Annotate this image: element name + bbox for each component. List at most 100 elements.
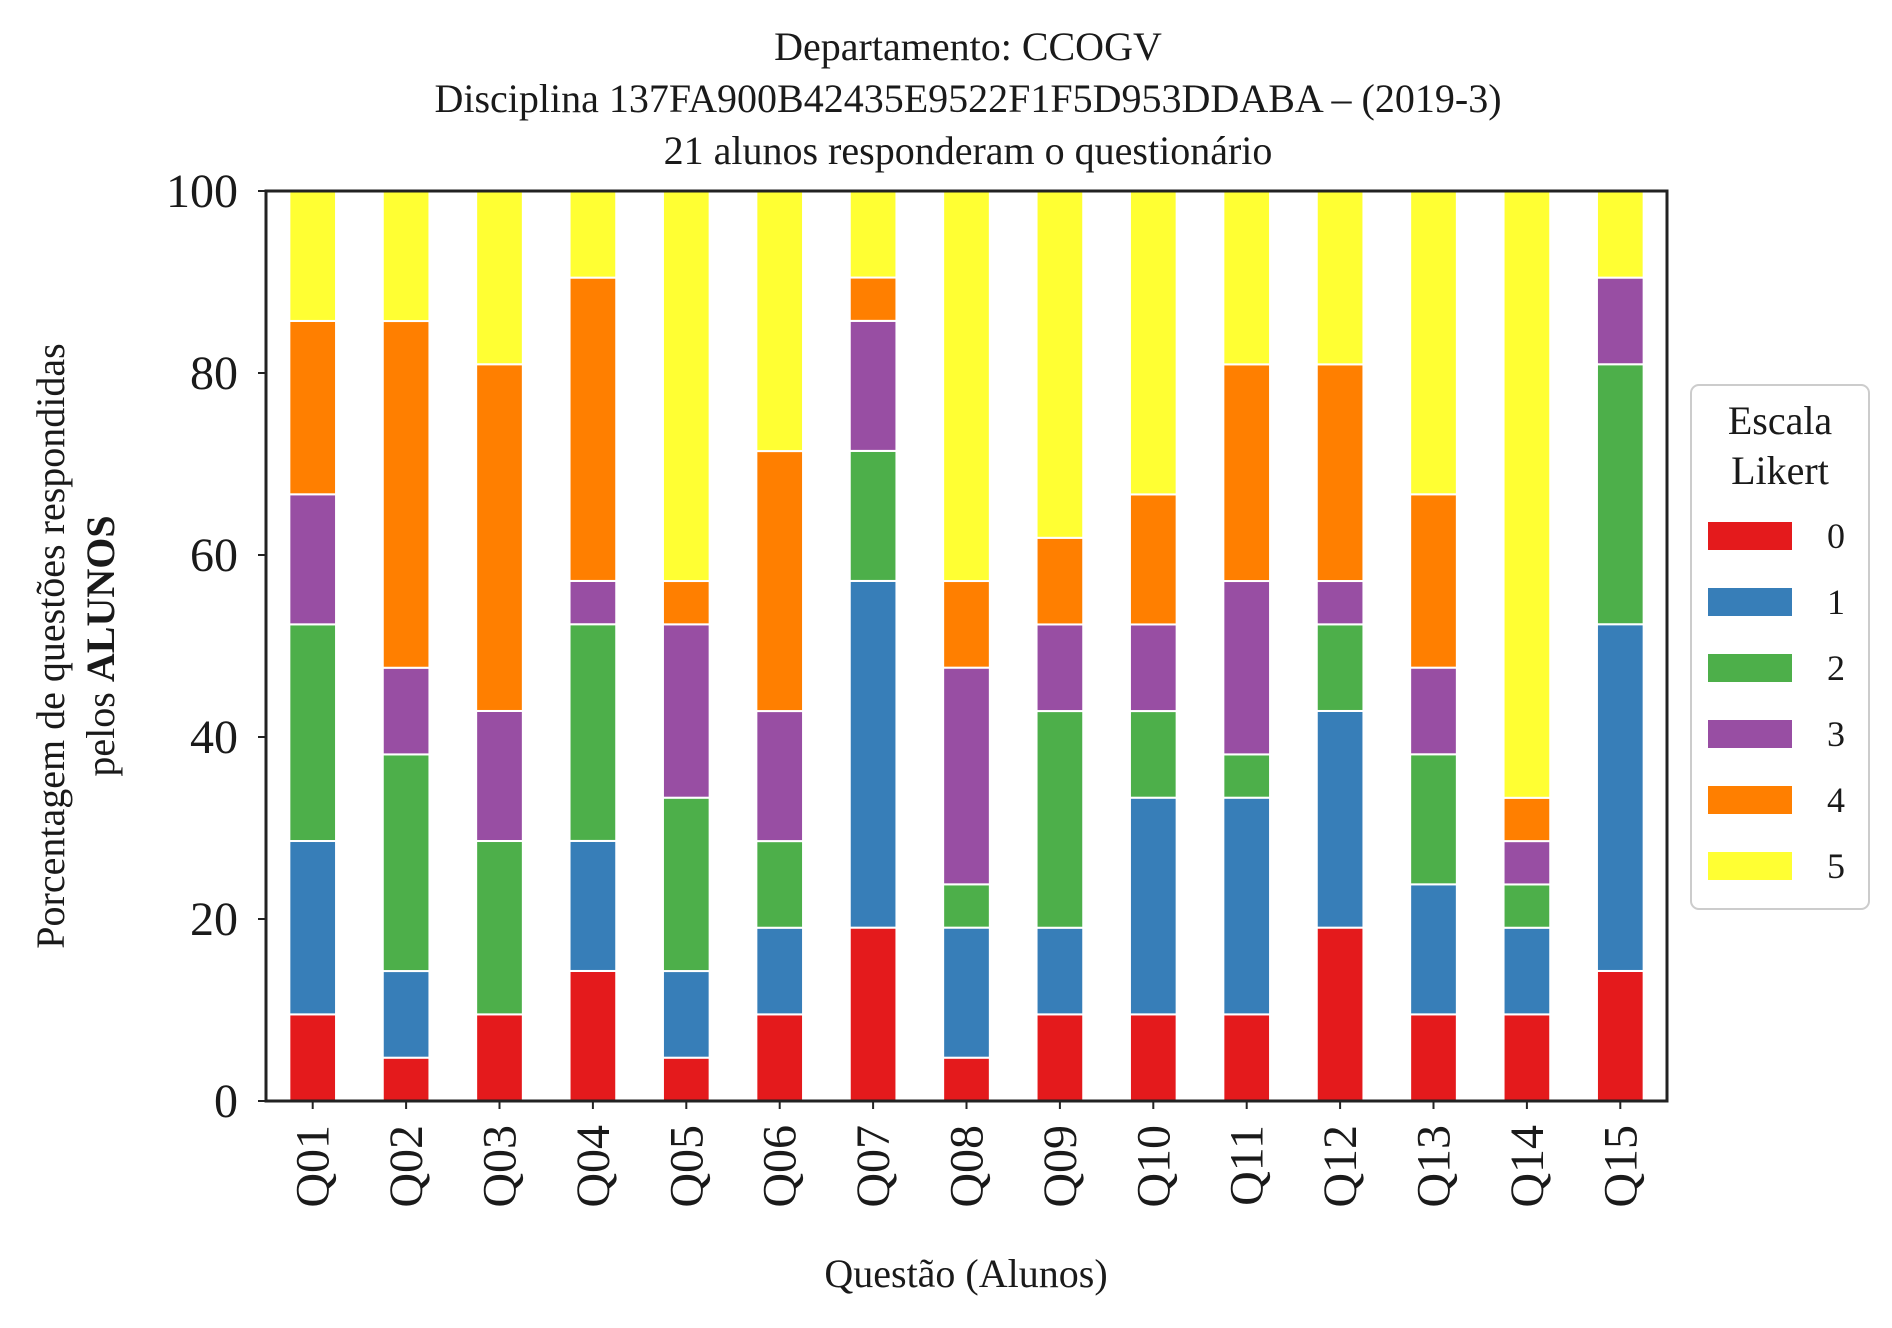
- legend-label-0: 0: [1827, 516, 1845, 556]
- bar-segment-q05-likert-5: [661, 190, 711, 583]
- bar-segment-q13-likert-3: [1409, 666, 1458, 756]
- bar-segment-q07-likert-5: [848, 189, 898, 279]
- bar-segment-q04-likert-5: [568, 190, 618, 279]
- bar-segment-q07-likert-4: [848, 276, 898, 322]
- x-tick-label-q01: Q01: [287, 1125, 340, 1208]
- bar-segment-q12-likert-3: [1315, 580, 1365, 626]
- bar-segment-q13-likert-2: [1409, 753, 1458, 886]
- x-tick-label-q15: Q15: [1594, 1125, 1647, 1208]
- bar-segment-q11-likert-3: [1222, 580, 1272, 756]
- legend-swatch-4: [1708, 786, 1792, 814]
- bar-segment-q14-likert-3: [1502, 840, 1552, 886]
- legend-label-3: 3: [1827, 714, 1845, 754]
- bar-segment-q12-likert-5: [1315, 190, 1365, 366]
- title-line-1: Departamento: CCOGV: [774, 24, 1162, 69]
- bar-segment-q02-likert-5: [381, 190, 431, 323]
- legend-title-line-1: Escala: [1728, 398, 1833, 443]
- bar-segment-q02-likert-4: [381, 320, 431, 669]
- bar-segment-q08-likert-1: [942, 926, 991, 1059]
- bar-segment-q05-likert-4: [661, 580, 711, 626]
- y-tick-label-80: 80: [190, 347, 238, 400]
- y-tick-label-60: 60: [190, 529, 238, 582]
- bar-segment-q03-likert-0: [475, 1013, 524, 1102]
- bar-segment-q01-likert-4: [288, 319, 338, 496]
- title-line-3: 21 alunos responderam o questionário: [664, 128, 1273, 173]
- bar-segment-q11-likert-0: [1222, 1013, 1272, 1102]
- x-tick-label-q09: Q09: [1034, 1125, 1087, 1208]
- bar-segment-q12-likert-4: [1315, 363, 1365, 583]
- legend: Escala Likert 0 1 2 3 4 5: [1690, 384, 1870, 910]
- bar-segment-q03-likert-2: [475, 840, 524, 1016]
- legend-swatch-3: [1708, 720, 1792, 748]
- bar-segment-q14-likert-2: [1502, 883, 1552, 929]
- y-axis: 0 20 40 60 80 100: [166, 165, 266, 1128]
- x-tick-label-q03: Q03: [474, 1125, 527, 1208]
- bar-segment-q08-likert-2: [942, 883, 991, 929]
- bar-segment-q07-likert-2: [848, 449, 898, 582]
- legend-label-1: 1: [1827, 582, 1845, 622]
- bar-segment-q08-likert-5: [942, 190, 991, 583]
- bar-segment-q04-likert-4: [568, 276, 618, 582]
- bar-segment-q08-likert-0: [942, 1056, 991, 1102]
- x-tick-label-q08: Q08: [941, 1125, 994, 1208]
- bar-segment-q14-likert-0: [1502, 1013, 1552, 1102]
- bar-segment-q01-likert-0: [288, 1013, 338, 1102]
- x-tick-label-q13: Q13: [1408, 1125, 1461, 1208]
- legend-label-2: 2: [1827, 648, 1845, 688]
- bar-segment-q12-likert-0: [1315, 926, 1365, 1103]
- x-tick-label-q10: Q10: [1127, 1125, 1180, 1208]
- bar-segment-q13-likert-5: [1409, 190, 1458, 496]
- legend-frame: [1690, 384, 1870, 910]
- bars-group: [288, 189, 1645, 1103]
- legend-label-5: 5: [1827, 846, 1845, 886]
- bar-segment-q09-likert-0: [1035, 1013, 1085, 1102]
- bar-segment-q10-likert-2: [1128, 710, 1178, 799]
- legend-label-4: 4: [1827, 780, 1845, 820]
- bar-segment-q15-likert-2: [1595, 363, 1645, 626]
- bar-segment-q04-likert-2: [568, 623, 618, 842]
- x-tick-label-q04: Q04: [567, 1125, 620, 1208]
- bar-segment-q06-likert-4: [755, 450, 805, 713]
- bar-segment-q03-likert-4: [475, 363, 524, 712]
- bar-segment-q03-likert-5: [475, 189, 524, 366]
- bar-segment-q06-likert-0: [755, 1013, 805, 1102]
- y-tick-label-40: 40: [190, 711, 238, 764]
- bar-segment-q14-likert-1: [1502, 926, 1552, 1016]
- title-line-2: Disciplina 137FA900B42435E9522F1F5D953DD…: [434, 76, 1501, 121]
- x-tick-label-q05: Q05: [660, 1125, 713, 1208]
- legend-title-line-2: Likert: [1731, 448, 1829, 493]
- y-axis-label-line-2: pelos ALUNOS: [78, 515, 123, 776]
- bar-segment-q09-likert-3: [1035, 623, 1085, 713]
- bar-segment-q06-likert-2: [755, 840, 805, 929]
- bar-segment-q04-likert-1: [568, 839, 618, 972]
- x-tick-label-q11: Q11: [1221, 1125, 1274, 1206]
- bar-segment-q02-likert-0: [381, 1056, 431, 1102]
- bar-segment-q06-likert-1: [755, 926, 805, 1016]
- bar-segment-q05-likert-2: [661, 796, 711, 973]
- x-tick-label-q07: Q07: [847, 1125, 900, 1208]
- bar-segment-q05-likert-3: [661, 623, 711, 799]
- x-tick-label-q14: Q14: [1501, 1125, 1554, 1208]
- bar-segment-q03-likert-3: [475, 709, 524, 843]
- bar-segment-q08-likert-3: [942, 666, 991, 886]
- x-tick-label-q02: Q02: [380, 1125, 433, 1208]
- bar-segment-q09-likert-5: [1035, 190, 1085, 539]
- bar-segment-q06-likert-3: [755, 710, 805, 843]
- bar-segment-q01-likert-2: [288, 623, 338, 843]
- bar-segment-q10-likert-1: [1128, 796, 1178, 1016]
- bar-segment-q01-likert-3: [288, 493, 338, 626]
- bar-segment-q12-likert-1: [1315, 709, 1365, 929]
- bar-segment-q13-likert-4: [1409, 493, 1458, 669]
- bar-segment-q02-likert-2: [381, 753, 431, 973]
- bar-segment-q15-likert-1: [1595, 623, 1645, 972]
- bar-segment-q07-likert-1: [848, 579, 898, 929]
- bar-segment-q01-likert-1: [288, 840, 338, 1016]
- bar-segment-q15-likert-0: [1595, 969, 1645, 1102]
- bar-segment-q11-likert-4: [1222, 363, 1272, 583]
- y-tick-label-0: 0: [214, 1075, 238, 1128]
- bar-segment-q07-likert-0: [848, 926, 898, 1103]
- bar-segment-q01-likert-5: [288, 189, 338, 322]
- y-tick-label-20: 20: [190, 893, 238, 946]
- bar-segment-q14-likert-4: [1502, 796, 1552, 843]
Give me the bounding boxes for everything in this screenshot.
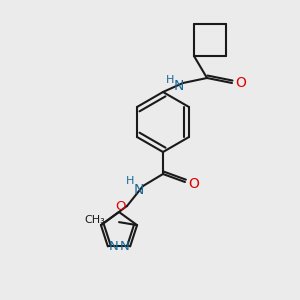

# STATED PROBLEM:
Return the whole listing above word for word, leaving out the pictures.

# SOLUTION:
Annotate this image: element name + bbox for each component. List at most 100 elements.
- legend-label-0: 0: [1827, 516, 1845, 556]
- bar-segment-q05-likert-5: [661, 190, 711, 583]
- bar-segment-q13-likert-3: [1409, 666, 1458, 756]
- bar-segment-q07-likert-5: [848, 189, 898, 279]
- bar-segment-q04-likert-5: [568, 190, 618, 279]
- bar-segment-q07-likert-4: [848, 276, 898, 322]
- x-tick-label-q01: Q01: [287, 1125, 340, 1208]
- bar-segment-q12-likert-3: [1315, 580, 1365, 626]
- bar-segment-q13-likert-2: [1409, 753, 1458, 886]
- x-tick-label-q15: Q15: [1594, 1125, 1647, 1208]
- bar-segment-q11-likert-3: [1222, 580, 1272, 756]
- legend-swatch-4: [1708, 786, 1792, 814]
- bar-segment-q14-likert-3: [1502, 840, 1552, 886]
- legend-label-3: 3: [1827, 714, 1845, 754]
- bar-segment-q12-likert-5: [1315, 190, 1365, 366]
- title-line-1: Departamento: CCOGV: [774, 24, 1162, 69]
- bar-segment-q02-likert-5: [381, 190, 431, 323]
- legend-title-line-1: Escala: [1728, 398, 1833, 443]
- bar-segment-q02-likert-4: [381, 320, 431, 669]
- bar-segment-q08-likert-1: [942, 926, 991, 1059]
- bar-segment-q05-likert-4: [661, 580, 711, 626]
- y-tick-label-80: 80: [190, 347, 238, 400]
- y-tick-label-60: 60: [190, 529, 238, 582]
- bar-segment-q03-likert-0: [475, 1013, 524, 1102]
- bar-segment-q01-likert-4: [288, 319, 338, 496]
- title-line-3: 21 alunos responderam o questionário: [664, 128, 1273, 173]
- bar-segment-q11-likert-0: [1222, 1013, 1272, 1102]
- x-tick-label-q09: Q09: [1034, 1125, 1087, 1208]
- bar-segment-q12-likert-4: [1315, 363, 1365, 583]
- legend: Escala Likert 0 1 2 3 4 5: [1690, 384, 1870, 910]
- bar-segment-q03-likert-2: [475, 840, 524, 1016]
- legend-swatch-3: [1708, 720, 1792, 748]
- bar-segment-q14-likert-2: [1502, 883, 1552, 929]
- y-axis: 0 20 40 60 80 100: [166, 165, 266, 1128]
- x-tick-label-q03: Q03: [474, 1125, 527, 1208]
- bar-segment-q08-likert-2: [942, 883, 991, 929]
- bar-segment-q07-likert-2: [848, 449, 898, 582]
- legend-label-1: 1: [1827, 582, 1845, 622]
- bar-segment-q08-likert-5: [942, 190, 991, 583]
- bar-segment-q04-likert-4: [568, 276, 618, 582]
- bar-segment-q08-likert-0: [942, 1056, 991, 1102]
- x-tick-label-q08: Q08: [941, 1125, 994, 1208]
- bar-segment-q14-likert-0: [1502, 1013, 1552, 1102]
- bar-segment-q01-likert-0: [288, 1013, 338, 1102]
- x-tick-label-q13: Q13: [1408, 1125, 1461, 1208]
- legend-label-2: 2: [1827, 648, 1845, 688]
- bar-segment-q12-likert-0: [1315, 926, 1365, 1103]
- x-tick-label-q10: Q10: [1127, 1125, 1180, 1208]
- bar-segment-q13-likert-5: [1409, 190, 1458, 496]
- legend-frame: [1690, 384, 1870, 910]
- bars-group: [288, 189, 1645, 1103]
- legend-label-5: 5: [1827, 846, 1845, 886]
- bar-segment-q09-likert-0: [1035, 1013, 1085, 1102]
- bar-segment-q10-likert-2: [1128, 710, 1178, 799]
- legend-label-4: 4: [1827, 780, 1845, 820]
- bar-segment-q15-likert-2: [1595, 363, 1645, 626]
- bar-segment-q04-likert-2: [568, 623, 618, 842]
- x-tick-label-q04: Q04: [567, 1125, 620, 1208]
- bar-segment-q06-likert-4: [755, 450, 805, 713]
- bar-segment-q03-likert-4: [475, 363, 524, 712]
- bar-segment-q03-likert-5: [475, 189, 524, 366]
- bar-segment-q06-likert-0: [755, 1013, 805, 1102]
- y-tick-label-40: 40: [190, 711, 238, 764]
- bar-segment-q14-likert-1: [1502, 926, 1552, 1016]
- title-line-2: Disciplina 137FA900B42435E9522F1F5D953DD…: [434, 76, 1501, 121]
- x-tick-label-q05: Q05: [660, 1125, 713, 1208]
- legend-title-line-2: Likert: [1731, 448, 1829, 493]
- y-axis-label-line-2: pelos ALUNOS: [78, 515, 123, 776]
- bar-segment-q09-likert-3: [1035, 623, 1085, 713]
- bar-segment-q06-likert-2: [755, 840, 805, 929]
- bar-segment-q04-likert-1: [568, 839, 618, 972]
- x-tick-label-q11: Q11: [1221, 1125, 1274, 1206]
- bar-segment-q02-likert-0: [381, 1056, 431, 1102]
- bar-segment-q06-likert-1: [755, 926, 805, 1016]
- bar-segment-q05-likert-2: [661, 796, 711, 973]
- x-tick-label-q07: Q07: [847, 1125, 900, 1208]
- bar-segment-q05-likert-3: [661, 623, 711, 799]
- x-tick-label-q14: Q14: [1501, 1125, 1554, 1208]
- bar-segment-q03-likert-3: [475, 709, 524, 843]
- bar-segment-q08-likert-3: [942, 666, 991, 886]
- x-tick-label-q02: Q02: [380, 1125, 433, 1208]
- bar-segment-q09-likert-5: [1035, 190, 1085, 539]
- bar-segment-q06-likert-3: [755, 710, 805, 843]
- bar-segment-q01-likert-2: [288, 623, 338, 843]
- bar-segment-q10-likert-1: [1128, 796, 1178, 1016]
- bar-segment-q01-likert-3: [288, 493, 338, 626]
- bar-segment-q12-likert-1: [1315, 709, 1365, 929]
- bar-segment-q13-likert-4: [1409, 493, 1458, 669]
- bar-segment-q02-likert-2: [381, 753, 431, 973]
- bar-segment-q15-likert-1: [1595, 623, 1645, 972]
- bar-segment-q07-likert-1: [848, 579, 898, 929]
- bar-segment-q01-likert-1: [288, 840, 338, 1016]
- bar-segment-q15-likert-0: [1595, 969, 1645, 1102]
- bar-segment-q11-likert-4: [1222, 363, 1272, 583]
- y-tick-label-0: 0: [214, 1075, 238, 1128]
- bar-segment-q07-likert-0: [848, 926, 898, 1103]
- bar-segment-q01-likert-5: [288, 189, 338, 322]
- y-tick-label-20: 20: [190, 893, 238, 946]
- bar-segment-q14-likert-4: [1502, 796, 1552, 843]
Give me the bounding boxes for everything in this screenshot.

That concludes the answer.